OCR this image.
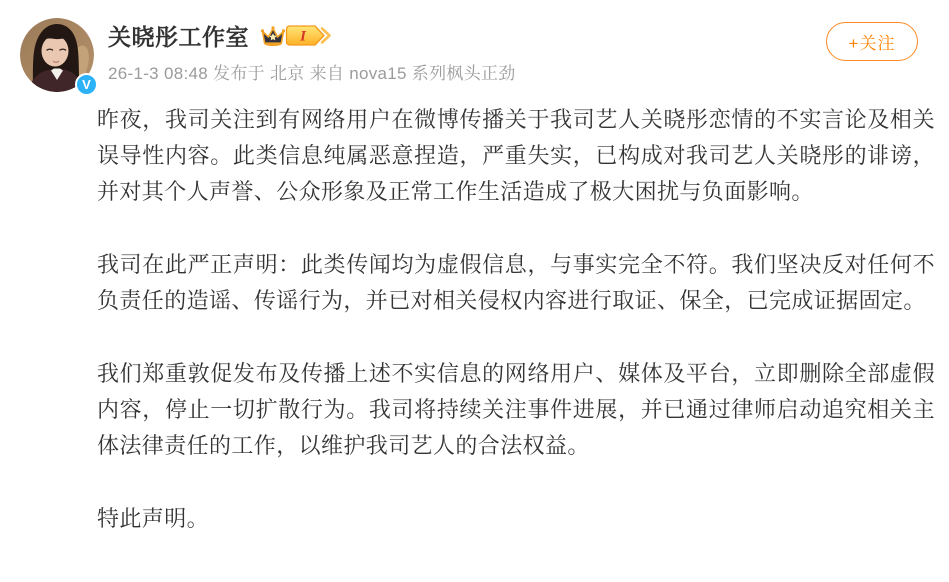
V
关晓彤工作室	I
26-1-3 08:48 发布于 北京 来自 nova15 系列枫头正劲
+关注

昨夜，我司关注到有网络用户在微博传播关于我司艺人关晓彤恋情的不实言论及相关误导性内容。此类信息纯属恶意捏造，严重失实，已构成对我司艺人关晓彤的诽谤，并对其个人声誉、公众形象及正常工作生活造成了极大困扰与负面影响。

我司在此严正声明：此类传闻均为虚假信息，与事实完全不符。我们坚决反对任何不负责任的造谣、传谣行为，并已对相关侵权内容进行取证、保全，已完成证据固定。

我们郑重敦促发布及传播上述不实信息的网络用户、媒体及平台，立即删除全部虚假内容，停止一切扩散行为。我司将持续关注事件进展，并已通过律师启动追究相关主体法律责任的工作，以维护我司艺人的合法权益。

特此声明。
•••••
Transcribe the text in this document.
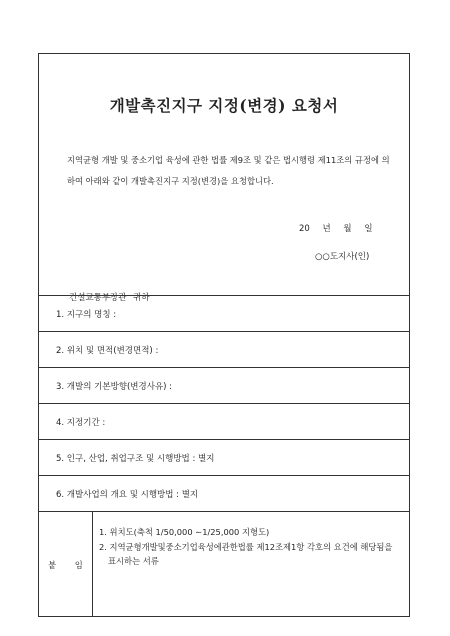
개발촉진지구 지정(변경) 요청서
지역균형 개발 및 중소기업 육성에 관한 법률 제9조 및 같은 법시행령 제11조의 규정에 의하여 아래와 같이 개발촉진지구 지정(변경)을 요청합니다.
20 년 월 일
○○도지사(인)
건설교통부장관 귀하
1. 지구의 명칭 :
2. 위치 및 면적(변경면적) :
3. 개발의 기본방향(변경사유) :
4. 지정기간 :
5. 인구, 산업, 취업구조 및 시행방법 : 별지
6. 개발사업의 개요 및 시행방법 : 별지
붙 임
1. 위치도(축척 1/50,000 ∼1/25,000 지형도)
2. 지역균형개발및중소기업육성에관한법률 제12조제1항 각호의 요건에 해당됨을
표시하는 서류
•••••
• **Challenge**
All lines in the data that contain the word "this" should be copied.

• **Answer for the task**
OCR this image.
Transcribe the text in this document.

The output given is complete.